### [Исходный текст]
· · ·

Несмотря на все усилия шведов, Выборг не смог занять господствующего положения в восточной части Балтики. Торговые цели Ливонской войны были достигнуты. Между тем, начиная войну, Иван Грозный опирался не только на купечество, но и на малоземельное дворянство. «Буржуазия была удовлетворена, — пишет Покровский, — для неё продолжение войны не имело более смысла. Когда в Москву приехало орденское посольство хлопотать о мире, оно нашло поддержку именно со стороны московского купечества. Но на «воинство» успех произвёл совсем иное впечатление. Поход 1558 года дал огромную добычу — война в богатой, культурной стране была совсем не тем, что борьба с инородцами в далёкой Казани или погоня по степям за неуловимыми крымцами. Помещикам уже грезилось прочное завоевание всей Ливонии и раздача в поместья богатых мыз немецких рыцарей. Раздача эта уже и началась фактически. Но переход под власть России всего юго-восточного побережья Балтики поднимал на ноги всю Восточную Европу: этого не могли допустить ни шведы, ни поляки»[222].

Захват Ревеля и Риги давал бы России шанс без посредников войти в европейскую торговлю. Польша не могла допустить переход Риги под власть России, являвшейся её основным конкурентом на мировом рынке. Начиналась эпоха торговых войн, к которой Московия была не готова, прежде всего — дипломатически и политически. Одолев ливонских рыцарей, Иван Грозный столкнулся с объединёнными силами Швеции и Польши. Польский торговый капитал находился в той же ситуации, что и русский, а потому господство России на Балтике означало бы для него катастрофу. В 1561 году шведы заняли Ревель, а поляки аннексировали большую часть Ливонии. Иван Грозный пытался избежать войны со шведами, но было уже поздно. Переговоры со шведским королём Эриком XIV оборвались из-за дворцового переворота, после которого во главе Швеции встал Иоганн III, категорически отвергавший любые уступки московитам.

Как отмечает Покровский, на первом этапе войны победы русских войск «обеспечивались только колоссальным численным перевесом: там, где орден мог выставить сотни солдат, москвичей были десятки тысяч»[223]. С вступлением в войну Швеции и Польши соотношение сил меняется. Уже с польской армией было трудно справиться. Когда же на поле боя появились великолепно вооружённые, организованные и обученные шведские войска (быть может, лучшие в тогдашней Европе), положение дел стало просто катастрофическим. Князь Курбский, лучший из воевод Грозного, проиграл битву под Невелем 4 тысячам поляков, имея 15 тысяч войска, а в 1564 году под Оршей русская армия была разгромлена полностью. Погибли старшие воеводы, неприятелю достались пушки, обозы. А главное, боевой дух московского воинства был сломлен. В коалиции, поддерживавшей реформы Грозного, произошёл раскол.

· · ·

### [Задание 1]
Ответьте на вопросы по тексту о Ливонской войне:
(а) Кто, по словам Покровского, поддержал орденское посольство, приехавшее в Москву хлопотать о мире?
(б) Что сделали шведы и поляки в 1561 году?
(в) Сколько войска было у князя Курбского под Невелем и скольким полякам он проиграл эту битву?
### [Задание 2]
Согласуются ли с текстом о Ливонской войне эти утверждения? На каждое ответьте «да» или «нет» и приведите решающие слова текста в точности.
(а) Выборгу удалось занять господствующее положение в восточной части Балтики.
(б) Переговоры с Эриком XIV сорвались из-за дворцового переворота.
(в) В 1564 году под Оршей русская армия одержала победу.
### [Задание 3]
Продолжите текст о Ливонской войне: напишите то, что могло бы идти сразу после его последнего предложения.

· · ·

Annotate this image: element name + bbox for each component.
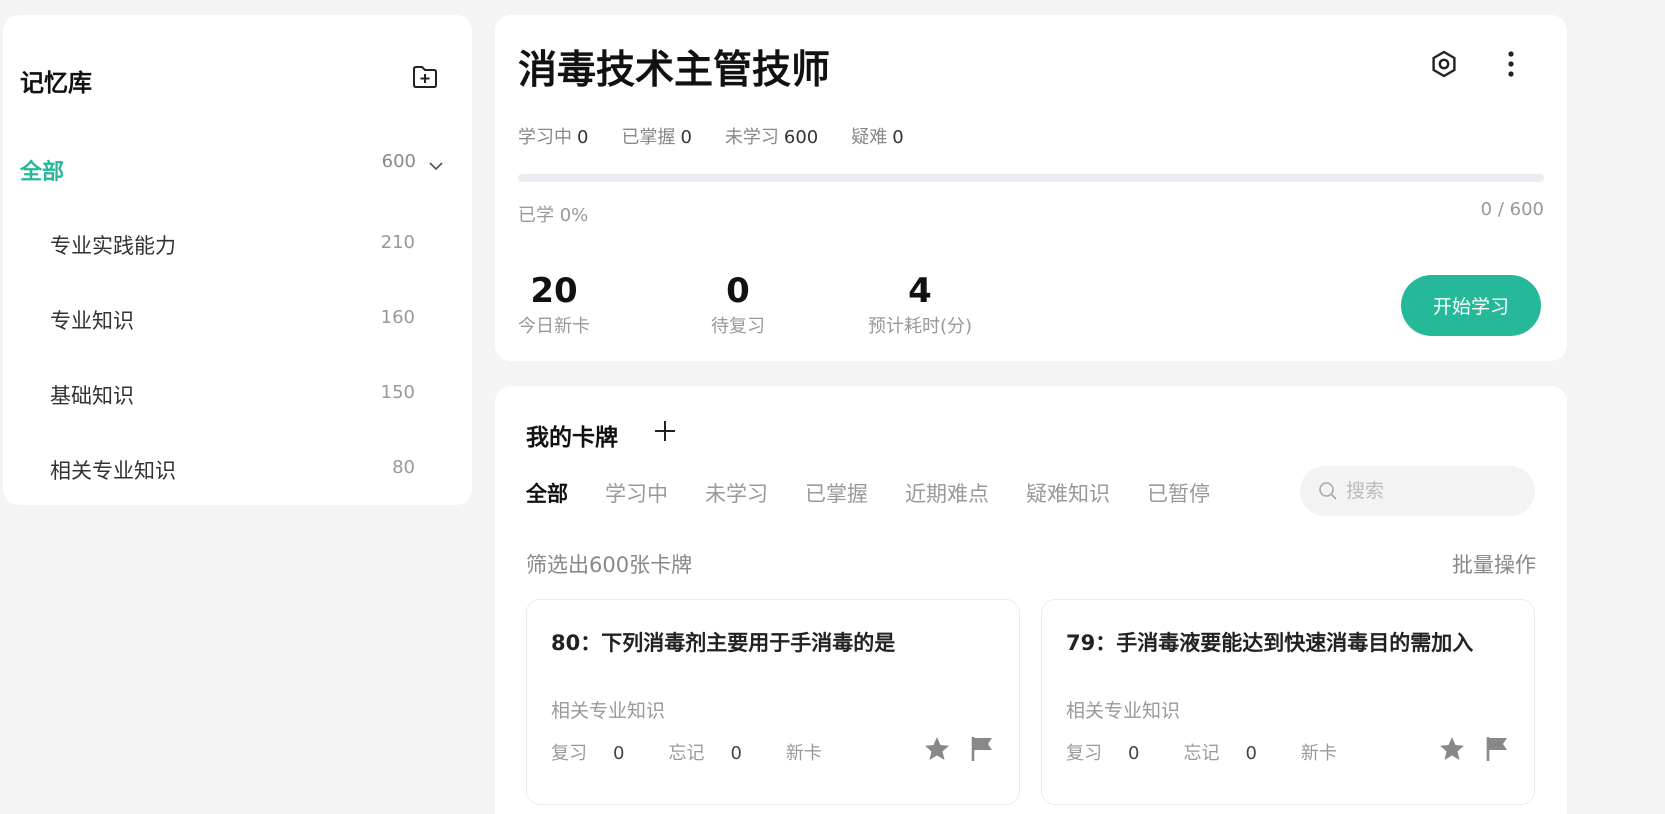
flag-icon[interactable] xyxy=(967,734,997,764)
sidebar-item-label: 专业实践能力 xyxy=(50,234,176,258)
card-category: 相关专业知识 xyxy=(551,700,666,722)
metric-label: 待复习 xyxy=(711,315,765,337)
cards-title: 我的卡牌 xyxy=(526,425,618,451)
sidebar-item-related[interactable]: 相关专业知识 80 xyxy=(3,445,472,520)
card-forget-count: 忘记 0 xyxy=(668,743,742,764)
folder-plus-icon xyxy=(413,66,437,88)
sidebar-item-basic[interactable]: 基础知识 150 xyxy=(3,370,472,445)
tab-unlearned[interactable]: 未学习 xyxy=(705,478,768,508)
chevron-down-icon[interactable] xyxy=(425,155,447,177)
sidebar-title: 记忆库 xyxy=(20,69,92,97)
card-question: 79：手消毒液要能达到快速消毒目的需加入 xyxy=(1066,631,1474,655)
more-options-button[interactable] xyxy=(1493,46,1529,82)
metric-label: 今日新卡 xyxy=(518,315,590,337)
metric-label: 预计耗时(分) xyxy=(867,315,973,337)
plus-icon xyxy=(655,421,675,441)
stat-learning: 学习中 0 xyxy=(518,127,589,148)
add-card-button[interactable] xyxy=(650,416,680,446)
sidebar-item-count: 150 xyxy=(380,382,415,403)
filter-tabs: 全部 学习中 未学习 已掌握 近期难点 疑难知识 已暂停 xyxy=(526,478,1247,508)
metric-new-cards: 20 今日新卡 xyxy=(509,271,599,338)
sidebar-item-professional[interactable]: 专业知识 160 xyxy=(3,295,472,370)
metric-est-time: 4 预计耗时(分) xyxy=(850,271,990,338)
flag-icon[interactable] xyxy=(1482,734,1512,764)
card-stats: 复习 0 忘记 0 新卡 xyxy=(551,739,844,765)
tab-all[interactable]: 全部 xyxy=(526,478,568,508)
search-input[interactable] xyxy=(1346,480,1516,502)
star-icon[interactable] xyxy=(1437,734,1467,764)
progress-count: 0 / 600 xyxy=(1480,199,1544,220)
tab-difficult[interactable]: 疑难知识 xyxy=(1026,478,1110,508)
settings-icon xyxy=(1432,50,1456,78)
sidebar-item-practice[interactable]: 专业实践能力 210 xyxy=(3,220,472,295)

· · ·

### [Ответ к заданию 1]
(а) Московское купечество.
(б) Шведы заняли Ревель, а поляки аннексировали большую часть Ливонии.
(в) У Курбского было 15 тысяч войска, и он проиграл битву 4 тысячам поляков.

### [Ответ к заданию 2]
(а) Нет: «Выборг не смог занять господствующего положения в восточной части Балтики».
(б) Да: «Переговоры со шведским королём Эриком XIV оборвались из-за дворцового переворота».
(в) Нет: «в 1564 году под Оршей русская армия была разгромлена полностью».

### [Ответ к заданию 3]
Опричнина

Чем сложнее становилась военная ситуация, тем у́же оказывалось у царя поле для манёвров. «В обстановке внешнеполитических неудач, — пишет советский историк Р.Г. Скрынников, — соратники царя настоятельно советовали установить в стране диктатуру и сокрушить оппозицию с помощью террора и насилия. Но в Русском государстве ни одно крупное политическое решение не могло быть принято без утверждения в Боярской думе. Между тем позиция думы и церковного руководства была известна и не сулила успеха предприятию»[224].

Пытаясь надавить на думу, царь покинул Москву, заявил об отречении от престола. Перед всей страной царь выставлял себя обиженным и «изгнанным» боярами из собственной столицы. Дума вынуждена была отклонить отречение царя и сама обратилась к нему с заверениями в верности.

Подорвав политические позиции думы, царь объявил, что для «охранения» своей жизни он вынужден разделить всю свою землю на «земщину» и «опричнину». Если «земщина» оставалась в управлении Боярской думы, то опричнина была подчинена личной власти Ивана Грозного. Здесь всё было организовано как в удельном княжестве, делами ведали назначенцы царя, не имевшие родовитого прошлого. Сюда подбирали «худородных» дворян, не имевших связей с боярской аристократией. Охотно брали на опричную службу иностранцев. Укомплектованное таким образом опричное войско стало надёжным орудием царя в борьбе против внутренней оппозиции.

Москва стала свидетелем кровавых казней. Подлинные и мнимые противники царя, обвинённые в заговоре, восходили на эшафот. По указанию Ивана Грозного летописи исправлялись в соответствии с изменившейся политической ситуацией, а записанные под диктовку царских людей сказания о боярских заговорах заменяли несуществующие следственные материалы.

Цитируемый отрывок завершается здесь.